REQUIRED WORK: Answer with nothing but a number: how many lines include the word "Turner"?

=-=-=-=-=

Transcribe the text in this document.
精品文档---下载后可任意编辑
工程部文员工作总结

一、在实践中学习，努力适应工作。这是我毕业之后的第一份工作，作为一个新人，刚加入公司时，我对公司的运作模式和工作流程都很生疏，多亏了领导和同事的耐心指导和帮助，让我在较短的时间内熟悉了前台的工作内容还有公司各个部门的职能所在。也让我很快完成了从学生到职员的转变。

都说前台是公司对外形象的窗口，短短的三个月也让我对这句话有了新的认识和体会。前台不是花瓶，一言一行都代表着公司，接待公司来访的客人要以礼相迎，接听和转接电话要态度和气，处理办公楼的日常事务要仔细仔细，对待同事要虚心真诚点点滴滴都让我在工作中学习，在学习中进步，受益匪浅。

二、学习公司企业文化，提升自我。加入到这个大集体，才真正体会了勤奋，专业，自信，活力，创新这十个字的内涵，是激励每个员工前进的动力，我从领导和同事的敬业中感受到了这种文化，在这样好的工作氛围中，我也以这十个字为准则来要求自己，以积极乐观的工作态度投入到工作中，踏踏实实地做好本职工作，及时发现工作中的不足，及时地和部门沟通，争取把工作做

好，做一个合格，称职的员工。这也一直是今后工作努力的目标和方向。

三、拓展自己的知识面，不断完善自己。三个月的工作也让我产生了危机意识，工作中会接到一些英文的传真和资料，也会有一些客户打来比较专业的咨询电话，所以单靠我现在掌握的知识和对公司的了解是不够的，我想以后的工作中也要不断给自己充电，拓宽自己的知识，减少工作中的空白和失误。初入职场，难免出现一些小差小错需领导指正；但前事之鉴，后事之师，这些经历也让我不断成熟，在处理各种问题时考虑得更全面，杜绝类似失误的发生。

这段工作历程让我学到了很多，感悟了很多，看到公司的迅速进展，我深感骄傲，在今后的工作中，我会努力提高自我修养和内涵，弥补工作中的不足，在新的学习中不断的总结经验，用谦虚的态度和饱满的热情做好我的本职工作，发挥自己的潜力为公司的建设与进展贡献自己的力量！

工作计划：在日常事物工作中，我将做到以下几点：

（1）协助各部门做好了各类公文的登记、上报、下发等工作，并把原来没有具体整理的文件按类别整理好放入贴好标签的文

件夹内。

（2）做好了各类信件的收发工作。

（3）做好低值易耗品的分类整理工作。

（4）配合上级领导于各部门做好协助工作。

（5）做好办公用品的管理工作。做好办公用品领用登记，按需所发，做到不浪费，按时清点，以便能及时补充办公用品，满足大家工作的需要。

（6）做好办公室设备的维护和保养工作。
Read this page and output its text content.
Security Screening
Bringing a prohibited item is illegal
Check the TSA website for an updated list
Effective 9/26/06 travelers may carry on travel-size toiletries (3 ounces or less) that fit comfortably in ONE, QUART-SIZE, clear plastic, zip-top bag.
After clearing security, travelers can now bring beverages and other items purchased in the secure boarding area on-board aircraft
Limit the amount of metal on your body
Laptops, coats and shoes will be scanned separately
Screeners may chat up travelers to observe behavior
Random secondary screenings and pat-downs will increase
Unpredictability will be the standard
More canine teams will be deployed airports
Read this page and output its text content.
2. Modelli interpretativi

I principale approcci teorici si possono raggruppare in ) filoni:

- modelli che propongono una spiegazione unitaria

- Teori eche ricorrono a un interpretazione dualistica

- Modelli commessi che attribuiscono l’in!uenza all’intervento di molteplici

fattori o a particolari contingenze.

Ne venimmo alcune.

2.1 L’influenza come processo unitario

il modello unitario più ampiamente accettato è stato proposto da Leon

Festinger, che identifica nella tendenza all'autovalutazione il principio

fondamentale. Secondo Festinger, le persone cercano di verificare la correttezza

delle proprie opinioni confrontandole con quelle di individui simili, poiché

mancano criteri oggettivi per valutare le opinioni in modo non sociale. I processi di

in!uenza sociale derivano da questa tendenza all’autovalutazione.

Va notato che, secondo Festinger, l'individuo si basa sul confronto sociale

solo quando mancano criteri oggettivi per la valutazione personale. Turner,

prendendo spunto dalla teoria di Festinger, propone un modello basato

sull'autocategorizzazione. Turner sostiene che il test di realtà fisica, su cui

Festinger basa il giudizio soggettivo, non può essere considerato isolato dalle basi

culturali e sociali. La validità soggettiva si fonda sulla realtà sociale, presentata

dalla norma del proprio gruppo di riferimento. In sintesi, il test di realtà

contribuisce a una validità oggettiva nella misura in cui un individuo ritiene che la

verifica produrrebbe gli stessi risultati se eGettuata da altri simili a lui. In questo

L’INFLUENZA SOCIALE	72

=-=-=-=-=

ANSWER FOR THE TASK: 2